Exactly as written, print each record in the listing.

=== TASK DATA ===
****************
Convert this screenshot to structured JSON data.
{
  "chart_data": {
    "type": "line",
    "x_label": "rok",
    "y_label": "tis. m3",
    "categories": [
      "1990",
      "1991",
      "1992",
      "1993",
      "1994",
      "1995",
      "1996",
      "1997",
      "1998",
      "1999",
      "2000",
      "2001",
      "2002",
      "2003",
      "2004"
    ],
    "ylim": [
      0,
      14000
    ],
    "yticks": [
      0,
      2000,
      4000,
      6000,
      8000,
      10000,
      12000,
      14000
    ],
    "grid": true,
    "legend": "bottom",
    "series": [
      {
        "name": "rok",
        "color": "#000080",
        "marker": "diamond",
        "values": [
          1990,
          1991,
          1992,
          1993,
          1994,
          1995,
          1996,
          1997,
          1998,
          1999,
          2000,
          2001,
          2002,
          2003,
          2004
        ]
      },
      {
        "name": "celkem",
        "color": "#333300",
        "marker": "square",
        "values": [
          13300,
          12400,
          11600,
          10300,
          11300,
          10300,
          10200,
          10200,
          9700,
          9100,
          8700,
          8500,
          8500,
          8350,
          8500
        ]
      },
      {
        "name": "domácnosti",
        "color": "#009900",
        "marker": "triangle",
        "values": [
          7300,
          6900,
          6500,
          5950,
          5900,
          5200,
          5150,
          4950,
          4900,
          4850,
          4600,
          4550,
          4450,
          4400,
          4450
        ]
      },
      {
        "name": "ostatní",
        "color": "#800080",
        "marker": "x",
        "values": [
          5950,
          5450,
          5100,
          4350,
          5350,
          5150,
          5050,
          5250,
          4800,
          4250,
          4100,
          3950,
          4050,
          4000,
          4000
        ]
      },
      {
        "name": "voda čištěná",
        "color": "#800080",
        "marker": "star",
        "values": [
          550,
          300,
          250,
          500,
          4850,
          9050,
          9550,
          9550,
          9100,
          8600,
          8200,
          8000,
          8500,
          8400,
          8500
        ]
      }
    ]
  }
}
****************
=== RESULT OF THE EXERCISE ===
Convert this screenshot to structured JSON data.
{
  "chart_data": {
    "type": "line",
    "x_label": "rok",
    "y_label": "tis. m3",
    "categories": [
      "1990",
      "1991",
      "1992",
      "1993",
      "1994",
      "1995",
      "1996",
      "1997",
      "1998",
      "1999",
      "2000",
      "2001",
      "2002",
      "2003",
      "2004"
    ],
    "ylim": [
      0,
      14000
    ],
    "yticks": [
      0,
      2000,
      4000,
      6000,
      8000,
      10000,
      12000,
      14000
    ],
    "grid": true,
    "legend": "bottom",
    "series": [
      {
        "name": "rok",
        "color": "#000080",
        "marker": "diamond",
        "values": [
          1990,
          1991,
          1992,
          1993,
          1994,
          1995,
          1996,
          1997,
          1998,
          1999,
          2000,
          2001,
          2002,
          2003,
          2004
        ]
      },
      {
        "name": "celkem",
        "color": "#333300",
        "marker": "square",
        "values": [
          13300,
          12400,
          11600,
          10300,
          11300,
          10300,
          10200,
          10200,
          9700,
          9100,
          8700,
          8500,
          8500,
          8350,
          8500
        ]
      },
      {
        "name": "domácnosti",
        "color": "#009900",
        "marker": "triangle",
        "values": [
          7300,
          6900,
          6500,
          5950,
          5900,
          5200,
          5150,
          4950,
          4900,
          4850,
          4600,
          4550,
          4450,
          4400,
          4450
        ]
      },
      {
        "name": "ostatní",
        "color": "#800080",
        "marker": "x",
        "values": [
          5950,
          5450,
          5100,
          4350,
          5350,
          5150,
          5050,
          5250,
          4800,
          4250,
          4100,
          3950,
          4050,
          4000,
          4000
        ]
      },
      {
        "name": "voda čištěná",
        "color": "#800080",
        "marker": "star",
        "values": [
          550,
          300,
          250,
          500,
          4850,
          9050,
          9550,
          9550,
          9100,
          8600,
          8200,
          8000,
          8500,
          8400,
          8500
        ]
      }
    ]
  }
}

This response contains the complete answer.